══ Exercise material ══
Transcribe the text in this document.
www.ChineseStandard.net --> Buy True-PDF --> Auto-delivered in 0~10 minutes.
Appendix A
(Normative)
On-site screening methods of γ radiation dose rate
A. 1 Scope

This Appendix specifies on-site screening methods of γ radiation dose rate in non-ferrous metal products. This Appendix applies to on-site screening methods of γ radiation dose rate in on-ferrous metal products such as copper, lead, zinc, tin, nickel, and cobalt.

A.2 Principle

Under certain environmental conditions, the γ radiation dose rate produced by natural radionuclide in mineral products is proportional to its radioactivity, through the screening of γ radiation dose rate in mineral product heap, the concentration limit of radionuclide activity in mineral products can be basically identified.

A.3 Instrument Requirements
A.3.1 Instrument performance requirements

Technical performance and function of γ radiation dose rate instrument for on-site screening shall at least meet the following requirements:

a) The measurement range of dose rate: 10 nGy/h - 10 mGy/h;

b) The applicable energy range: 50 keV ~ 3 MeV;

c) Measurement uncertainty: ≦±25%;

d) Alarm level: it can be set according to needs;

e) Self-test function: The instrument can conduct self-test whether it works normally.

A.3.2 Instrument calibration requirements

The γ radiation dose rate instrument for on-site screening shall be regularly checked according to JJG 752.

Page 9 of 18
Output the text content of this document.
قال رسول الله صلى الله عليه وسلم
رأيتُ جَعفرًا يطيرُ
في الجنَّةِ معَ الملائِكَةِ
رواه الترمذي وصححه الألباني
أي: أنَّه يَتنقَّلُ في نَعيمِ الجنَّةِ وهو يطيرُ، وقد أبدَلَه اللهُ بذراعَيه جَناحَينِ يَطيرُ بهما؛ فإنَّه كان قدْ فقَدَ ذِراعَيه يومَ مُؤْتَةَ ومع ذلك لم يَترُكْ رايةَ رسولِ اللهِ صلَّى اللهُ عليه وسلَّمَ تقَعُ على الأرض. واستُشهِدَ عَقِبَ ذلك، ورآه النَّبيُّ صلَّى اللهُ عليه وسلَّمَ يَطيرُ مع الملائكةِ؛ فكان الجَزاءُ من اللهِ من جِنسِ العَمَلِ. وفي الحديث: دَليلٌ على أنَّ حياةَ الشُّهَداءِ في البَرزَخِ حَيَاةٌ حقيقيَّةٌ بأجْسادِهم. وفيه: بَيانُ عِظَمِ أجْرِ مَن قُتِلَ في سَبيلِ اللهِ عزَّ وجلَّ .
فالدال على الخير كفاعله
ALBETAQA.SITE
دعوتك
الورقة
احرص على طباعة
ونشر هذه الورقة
═══
● Your objective: Find the line containing "Output the text content of this document.". Reproduce it exactly, along with every line after it through the last.

● Complete response:
Output the text content of this document.
قال رسول الله صلى الله عليه وسلم
رأيتُ جَعفرًا يطيرُ
في الجنَّةِ معَ الملائِكَةِ
رواه الترمذي وصححه الألباني
أي: أنَّه يَتنقَّلُ في نَعيمِ الجنَّةِ وهو يطيرُ، وقد أبدَلَه اللهُ بذراعَيه جَناحَينِ يَطيرُ بهما؛ فإنَّه كان قدْ فقَدَ ذِراعَيه يومَ مُؤْتَةَ ومع ذلك لم يَترُكْ رايةَ رسولِ اللهِ صلَّى اللهُ عليه وسلَّمَ تقَعُ على الأرض. واستُشهِدَ عَقِبَ ذلك، ورآه النَّبيُّ صلَّى اللهُ عليه وسلَّمَ يَطيرُ مع الملائكةِ؛ فكان الجَزاءُ من اللهِ من جِنسِ العَمَلِ. وفي الحديث: دَليلٌ على أنَّ حياةَ الشُّهَداءِ في البَرزَخِ حَيَاةٌ حقيقيَّةٌ بأجْسادِهم. وفيه: بَيانُ عِظَمِ أجْرِ مَن قُتِلَ في سَبيلِ اللهِ عزَّ وجلَّ .
فالدال على الخير كفاعله
ALBETAQA.SITE
دعوتك
الورقة
احرص على طباعة
ونشر هذه الورقة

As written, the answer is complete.